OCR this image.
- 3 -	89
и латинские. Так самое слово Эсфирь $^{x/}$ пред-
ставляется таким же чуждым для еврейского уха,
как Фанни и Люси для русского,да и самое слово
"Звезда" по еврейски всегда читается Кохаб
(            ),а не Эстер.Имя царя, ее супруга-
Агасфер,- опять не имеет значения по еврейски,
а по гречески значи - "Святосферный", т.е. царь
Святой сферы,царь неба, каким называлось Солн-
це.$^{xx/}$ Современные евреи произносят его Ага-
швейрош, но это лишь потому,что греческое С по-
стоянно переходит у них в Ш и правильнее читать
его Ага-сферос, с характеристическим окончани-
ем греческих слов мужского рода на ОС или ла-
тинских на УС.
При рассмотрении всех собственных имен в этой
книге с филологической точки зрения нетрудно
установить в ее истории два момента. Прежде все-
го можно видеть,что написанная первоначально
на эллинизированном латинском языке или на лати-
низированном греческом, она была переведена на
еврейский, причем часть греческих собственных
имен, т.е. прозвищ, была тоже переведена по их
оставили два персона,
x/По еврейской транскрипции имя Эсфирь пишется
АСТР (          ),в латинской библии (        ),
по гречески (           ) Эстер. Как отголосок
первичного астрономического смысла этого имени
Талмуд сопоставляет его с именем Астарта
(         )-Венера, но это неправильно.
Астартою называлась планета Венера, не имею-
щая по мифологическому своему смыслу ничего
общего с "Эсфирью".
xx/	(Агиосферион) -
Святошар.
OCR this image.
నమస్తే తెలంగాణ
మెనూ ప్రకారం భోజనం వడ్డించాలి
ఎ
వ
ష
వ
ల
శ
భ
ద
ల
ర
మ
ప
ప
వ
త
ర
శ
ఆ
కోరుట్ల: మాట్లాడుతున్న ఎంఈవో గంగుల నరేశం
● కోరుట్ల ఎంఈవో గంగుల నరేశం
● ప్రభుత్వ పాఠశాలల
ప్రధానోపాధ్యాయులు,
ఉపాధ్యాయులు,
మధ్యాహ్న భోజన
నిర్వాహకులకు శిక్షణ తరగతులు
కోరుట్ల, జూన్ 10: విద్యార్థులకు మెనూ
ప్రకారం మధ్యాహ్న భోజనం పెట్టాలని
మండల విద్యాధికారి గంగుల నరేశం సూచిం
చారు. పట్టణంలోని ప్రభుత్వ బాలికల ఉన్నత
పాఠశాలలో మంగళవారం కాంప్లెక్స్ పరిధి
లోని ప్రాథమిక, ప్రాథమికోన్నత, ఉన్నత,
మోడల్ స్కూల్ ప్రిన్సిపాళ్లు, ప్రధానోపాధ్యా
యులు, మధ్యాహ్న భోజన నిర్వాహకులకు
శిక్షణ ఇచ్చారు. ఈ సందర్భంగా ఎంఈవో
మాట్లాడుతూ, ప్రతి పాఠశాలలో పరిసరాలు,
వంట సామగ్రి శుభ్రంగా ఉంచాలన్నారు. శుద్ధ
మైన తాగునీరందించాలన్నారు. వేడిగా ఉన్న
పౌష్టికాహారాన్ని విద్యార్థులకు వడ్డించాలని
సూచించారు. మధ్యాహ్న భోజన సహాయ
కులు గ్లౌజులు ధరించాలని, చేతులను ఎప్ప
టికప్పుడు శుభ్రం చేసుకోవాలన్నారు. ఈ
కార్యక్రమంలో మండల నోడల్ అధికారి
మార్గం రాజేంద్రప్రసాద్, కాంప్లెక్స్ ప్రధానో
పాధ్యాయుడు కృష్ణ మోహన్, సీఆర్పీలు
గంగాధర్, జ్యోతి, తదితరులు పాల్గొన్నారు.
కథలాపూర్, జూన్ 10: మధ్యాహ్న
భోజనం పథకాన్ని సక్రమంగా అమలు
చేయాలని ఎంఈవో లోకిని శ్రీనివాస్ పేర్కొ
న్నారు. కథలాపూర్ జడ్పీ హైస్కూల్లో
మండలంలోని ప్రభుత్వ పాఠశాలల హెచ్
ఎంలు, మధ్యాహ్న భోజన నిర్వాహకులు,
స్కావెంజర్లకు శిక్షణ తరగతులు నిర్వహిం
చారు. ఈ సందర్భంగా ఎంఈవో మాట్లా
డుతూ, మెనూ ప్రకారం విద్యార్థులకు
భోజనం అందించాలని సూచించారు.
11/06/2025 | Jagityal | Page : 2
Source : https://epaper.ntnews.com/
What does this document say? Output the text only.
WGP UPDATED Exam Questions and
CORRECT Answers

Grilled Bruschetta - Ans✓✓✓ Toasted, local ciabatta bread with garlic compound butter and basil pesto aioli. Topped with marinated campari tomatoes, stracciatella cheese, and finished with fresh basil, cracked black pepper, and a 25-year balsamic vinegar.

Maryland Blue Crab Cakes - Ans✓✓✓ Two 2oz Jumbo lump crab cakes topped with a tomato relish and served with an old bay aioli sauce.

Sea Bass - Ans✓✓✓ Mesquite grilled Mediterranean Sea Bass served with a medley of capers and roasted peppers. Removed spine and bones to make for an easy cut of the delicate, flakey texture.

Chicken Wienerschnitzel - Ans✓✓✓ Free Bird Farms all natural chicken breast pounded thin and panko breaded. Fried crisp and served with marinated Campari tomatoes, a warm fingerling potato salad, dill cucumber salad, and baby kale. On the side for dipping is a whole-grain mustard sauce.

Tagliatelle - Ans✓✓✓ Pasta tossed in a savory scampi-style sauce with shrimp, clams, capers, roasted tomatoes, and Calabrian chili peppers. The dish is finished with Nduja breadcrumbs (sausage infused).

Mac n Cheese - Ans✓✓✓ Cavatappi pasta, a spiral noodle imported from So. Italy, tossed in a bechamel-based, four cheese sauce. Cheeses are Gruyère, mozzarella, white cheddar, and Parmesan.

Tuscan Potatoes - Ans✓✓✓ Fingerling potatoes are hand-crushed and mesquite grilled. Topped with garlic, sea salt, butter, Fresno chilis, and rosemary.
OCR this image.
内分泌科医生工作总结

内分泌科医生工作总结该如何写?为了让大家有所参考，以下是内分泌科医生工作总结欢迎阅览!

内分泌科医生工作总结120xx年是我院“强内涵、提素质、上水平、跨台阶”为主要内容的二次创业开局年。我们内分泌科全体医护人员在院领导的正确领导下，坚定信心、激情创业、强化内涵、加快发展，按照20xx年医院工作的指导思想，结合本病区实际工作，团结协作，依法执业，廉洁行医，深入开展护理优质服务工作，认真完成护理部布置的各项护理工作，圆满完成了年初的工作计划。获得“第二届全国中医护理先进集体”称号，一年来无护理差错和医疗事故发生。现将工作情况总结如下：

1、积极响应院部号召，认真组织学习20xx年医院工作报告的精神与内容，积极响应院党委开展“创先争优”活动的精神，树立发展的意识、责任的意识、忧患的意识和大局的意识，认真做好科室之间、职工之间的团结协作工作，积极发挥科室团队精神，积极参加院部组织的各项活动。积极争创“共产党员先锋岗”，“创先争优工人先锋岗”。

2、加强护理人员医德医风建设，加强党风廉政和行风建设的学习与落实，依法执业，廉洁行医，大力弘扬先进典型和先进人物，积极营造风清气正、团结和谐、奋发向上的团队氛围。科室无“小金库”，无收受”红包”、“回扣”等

● **What you need to do**: Find the string "слово" in the records, then copy each line where it occurs.

● **Solution for this problem**:
и латинские. Так самое слово Эсфирь $^{x/}$ пред-
как Фанни и Люси для русского,да и самое слово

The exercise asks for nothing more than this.